Raw records:
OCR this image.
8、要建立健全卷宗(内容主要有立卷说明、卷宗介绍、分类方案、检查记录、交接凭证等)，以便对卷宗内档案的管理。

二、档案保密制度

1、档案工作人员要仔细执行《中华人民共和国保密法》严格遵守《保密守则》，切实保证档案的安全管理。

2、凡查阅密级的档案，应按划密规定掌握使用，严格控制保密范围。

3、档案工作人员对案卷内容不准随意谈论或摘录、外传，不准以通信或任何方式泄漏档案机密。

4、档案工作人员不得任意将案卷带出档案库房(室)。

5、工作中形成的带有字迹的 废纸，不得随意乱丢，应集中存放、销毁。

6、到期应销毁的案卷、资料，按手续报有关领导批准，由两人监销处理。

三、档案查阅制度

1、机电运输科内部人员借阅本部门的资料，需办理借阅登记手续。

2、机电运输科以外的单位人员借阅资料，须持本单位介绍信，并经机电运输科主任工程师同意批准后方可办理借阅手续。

==

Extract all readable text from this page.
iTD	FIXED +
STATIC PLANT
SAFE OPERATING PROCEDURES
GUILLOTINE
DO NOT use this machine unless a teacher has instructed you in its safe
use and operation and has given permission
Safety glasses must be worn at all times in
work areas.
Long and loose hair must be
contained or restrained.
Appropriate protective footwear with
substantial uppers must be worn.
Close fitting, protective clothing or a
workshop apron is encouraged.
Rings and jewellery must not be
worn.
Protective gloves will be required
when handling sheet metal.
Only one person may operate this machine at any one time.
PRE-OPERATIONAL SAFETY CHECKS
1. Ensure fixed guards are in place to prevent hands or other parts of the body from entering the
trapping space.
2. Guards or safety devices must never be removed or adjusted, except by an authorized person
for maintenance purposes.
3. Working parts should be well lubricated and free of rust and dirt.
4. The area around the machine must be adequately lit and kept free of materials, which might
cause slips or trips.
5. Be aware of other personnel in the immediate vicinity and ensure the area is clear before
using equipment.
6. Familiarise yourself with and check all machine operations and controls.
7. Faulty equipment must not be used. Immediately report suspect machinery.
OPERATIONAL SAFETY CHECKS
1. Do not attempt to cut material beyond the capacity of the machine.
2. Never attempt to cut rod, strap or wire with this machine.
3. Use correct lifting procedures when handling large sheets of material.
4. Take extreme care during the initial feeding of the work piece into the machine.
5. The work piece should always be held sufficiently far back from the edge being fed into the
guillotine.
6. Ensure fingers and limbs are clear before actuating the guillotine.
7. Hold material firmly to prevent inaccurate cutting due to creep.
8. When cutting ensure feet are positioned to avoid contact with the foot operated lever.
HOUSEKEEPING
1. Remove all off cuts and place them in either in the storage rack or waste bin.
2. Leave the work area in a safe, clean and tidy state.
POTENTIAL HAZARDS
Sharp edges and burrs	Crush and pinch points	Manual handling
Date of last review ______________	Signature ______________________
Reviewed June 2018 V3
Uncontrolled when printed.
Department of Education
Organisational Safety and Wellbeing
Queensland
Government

TASK TO CARRY OUT: Pick out each line above that includes "cutting" and show it.

THE REPLY:
7. Hold material firmly to prevent inaccurate cutting due to creep.
8. When cutting ensure feet are positioned to avoid contact with the foot operated lever.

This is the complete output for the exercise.